WHAT IS BEING ASKED >> Give the listing below again in full, exactly as written.

SUPPLIED MATERIAL >>

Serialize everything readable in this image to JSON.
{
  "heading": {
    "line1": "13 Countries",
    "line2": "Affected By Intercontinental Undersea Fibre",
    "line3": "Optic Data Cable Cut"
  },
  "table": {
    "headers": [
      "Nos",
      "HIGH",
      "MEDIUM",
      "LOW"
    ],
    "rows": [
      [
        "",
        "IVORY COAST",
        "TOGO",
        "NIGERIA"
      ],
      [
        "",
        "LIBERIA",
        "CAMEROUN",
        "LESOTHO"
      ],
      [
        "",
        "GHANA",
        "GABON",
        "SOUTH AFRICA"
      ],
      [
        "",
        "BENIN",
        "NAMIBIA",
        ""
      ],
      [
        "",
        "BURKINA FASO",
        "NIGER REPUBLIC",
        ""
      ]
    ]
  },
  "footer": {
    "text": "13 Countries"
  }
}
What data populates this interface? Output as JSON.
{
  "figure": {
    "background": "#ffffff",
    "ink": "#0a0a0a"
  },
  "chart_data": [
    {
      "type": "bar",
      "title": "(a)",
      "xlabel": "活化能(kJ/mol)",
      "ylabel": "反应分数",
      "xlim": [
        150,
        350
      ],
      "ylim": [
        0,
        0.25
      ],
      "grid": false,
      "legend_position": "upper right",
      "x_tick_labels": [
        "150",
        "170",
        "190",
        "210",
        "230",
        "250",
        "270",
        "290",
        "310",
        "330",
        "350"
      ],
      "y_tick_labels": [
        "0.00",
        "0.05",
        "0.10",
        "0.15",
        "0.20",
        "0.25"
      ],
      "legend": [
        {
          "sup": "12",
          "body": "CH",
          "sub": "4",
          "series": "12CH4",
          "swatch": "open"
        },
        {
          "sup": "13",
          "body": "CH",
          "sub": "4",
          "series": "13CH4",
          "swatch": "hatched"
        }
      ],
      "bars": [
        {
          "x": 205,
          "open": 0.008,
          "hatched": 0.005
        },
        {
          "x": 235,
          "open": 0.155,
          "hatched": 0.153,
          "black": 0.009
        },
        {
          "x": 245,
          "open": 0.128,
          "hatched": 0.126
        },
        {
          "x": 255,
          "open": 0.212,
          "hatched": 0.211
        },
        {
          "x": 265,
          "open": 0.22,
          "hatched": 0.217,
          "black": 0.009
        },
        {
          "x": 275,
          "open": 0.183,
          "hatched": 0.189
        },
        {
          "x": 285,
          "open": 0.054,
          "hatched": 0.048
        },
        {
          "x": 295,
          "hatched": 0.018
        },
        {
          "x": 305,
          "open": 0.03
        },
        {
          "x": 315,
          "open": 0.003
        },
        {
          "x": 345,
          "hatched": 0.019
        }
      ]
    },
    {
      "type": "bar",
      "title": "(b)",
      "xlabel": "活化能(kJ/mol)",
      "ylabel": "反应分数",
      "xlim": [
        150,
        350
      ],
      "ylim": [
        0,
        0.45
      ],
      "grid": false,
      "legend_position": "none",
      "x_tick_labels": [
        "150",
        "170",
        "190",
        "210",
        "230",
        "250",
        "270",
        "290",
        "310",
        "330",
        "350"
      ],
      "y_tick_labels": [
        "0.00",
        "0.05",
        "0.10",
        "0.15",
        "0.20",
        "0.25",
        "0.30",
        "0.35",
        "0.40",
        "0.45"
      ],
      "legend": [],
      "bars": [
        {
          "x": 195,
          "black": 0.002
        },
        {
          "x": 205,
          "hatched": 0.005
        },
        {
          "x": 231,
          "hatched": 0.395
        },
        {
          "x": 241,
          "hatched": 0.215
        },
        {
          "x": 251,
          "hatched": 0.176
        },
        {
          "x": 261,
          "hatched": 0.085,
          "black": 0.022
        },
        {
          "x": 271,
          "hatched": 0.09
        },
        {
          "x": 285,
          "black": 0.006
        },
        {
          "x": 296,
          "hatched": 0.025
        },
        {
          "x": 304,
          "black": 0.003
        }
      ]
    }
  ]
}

CORRECT RESPONSE >>
Serialize everything readable in this image to JSON.
{
  "heading": {
    "line1": "13 Countries",
    "line2": "Affected By Intercontinental Undersea Fibre",
    "line3": "Optic Data Cable Cut"
  },
  "table": {
    "headers": [
      "Nos",
      "HIGH",
      "MEDIUM",
      "LOW"
    ],
    "rows": [
      [
        "",
        "IVORY COAST",
        "TOGO",
        "NIGERIA"
      ],
      [
        "",
        "LIBERIA",
        "CAMEROUN",
        "LESOTHO"
      ],
      [
        "",
        "GHANA",
        "GABON",
        "SOUTH AFRICA"
      ],
      [
        "",
        "BENIN",
        "NAMIBIA",
        ""
      ],
      [
        "",
        "BURKINA FASO",
        "NIGER REPUBLIC",
        ""
      ]
    ]
  },
  "footer": {
    "text": "13 Countries"
  }
}
What data populates this interface? Output as JSON.
{
  "figure": {
    "background": "#ffffff",
    "ink": "#0a0a0a"
  },
  "chart_data": [
    {
      "type": "bar",
      "title": "(a)",
      "xlabel": "活化能(kJ/mol)",
      "ylabel": "反应分数",
      "xlim": [
        150,
        350
      ],
      "ylim": [
        0,
        0.25
      ],
      "grid": false,
      "legend_position": "upper right",
      "x_tick_labels": [
        "150",
        "170",
        "190",
        "210",
        "230",
        "250",
        "270",
        "290",
        "310",
        "330",
        "350"
      ],
      "y_tick_labels": [
        "0.00",
        "0.05",
        "0.10",
        "0.15",
        "0.20",
        "0.25"
      ],
      "legend": [
        {
          "sup": "12",
          "body": "CH",
          "sub": "4",
          "series": "12CH4",
          "swatch": "open"
        },
        {
          "sup": "13",
          "body": "CH",
          "sub": "4",
          "series": "13CH4",
          "swatch": "hatched"
        }
      ],
      "bars": [
        {
          "x": 205,
          "open": 0.008,
          "hatched": 0.005
        },
        {
          "x": 235,
          "open": 0.155,
          "hatched": 0.153,
          "black": 0.009
        },
        {
          "x": 245,
          "open": 0.128,
          "hatched": 0.126
        },
        {
          "x": 255,
          "open": 0.212,
          "hatched": 0.211
        },
        {
          "x": 265,
          "open": 0.22,
          "hatched": 0.217,
          "black": 0.009
        },
        {
          "x": 275,
          "open": 0.183,
          "hatched": 0.189
        },
        {
          "x": 285,
          "open": 0.054,
          "hatched": 0.048
        },
        {
          "x": 295,
          "hatched": 0.018
        },
        {
          "x": 305,
          "open": 0.03
        },
        {
          "x": 315,
          "open": 0.003
        },
        {
          "x": 345,
          "hatched": 0.019
        }
      ]
    },
    {
      "type": "bar",
      "title": "(b)",
      "xlabel": "活化能(kJ/mol)",
      "ylabel": "反应分数",
      "xlim": [
        150,
        350
      ],
      "ylim": [
        0,
        0.45
      ],
      "grid": false,
      "legend_position": "none",
      "x_tick_labels": [
        "150",
        "170",
        "190",
        "210",
        "230",
        "250",
        "270",
        "290",
        "310",
        "330",
        "350"
      ],
      "y_tick_labels": [
        "0.00",
        "0.05",
        "0.10",
        "0.15",
        "0.20",
        "0.25",
        "0.30",
        "0.35",
        "0.40",
        "0.45"
      ],
      "legend": [],
      "bars": [
        {
          "x": 195,
          "black": 0.002
        },
        {
          "x": 205,
          "hatched": 0.005
        },
        {
          "x": 231,
          "hatched": 0.395
        },
        {
          "x": 241,
          "hatched": 0.215
        },
        {
          "x": 251,
          "hatched": 0.176
        },
        {
          "x": 261,
          "hatched": 0.085,
          "black": 0.022
        },
        {
          "x": 271,
          "hatched": 0.09
        },
        {
          "x": 285,
          "black": 0.006
        },
        {
          "x": 296,
          "hatched": 0.025
        },
        {
          "x": 304,
          "black": 0.003
        }
      ]
    }
  ]
}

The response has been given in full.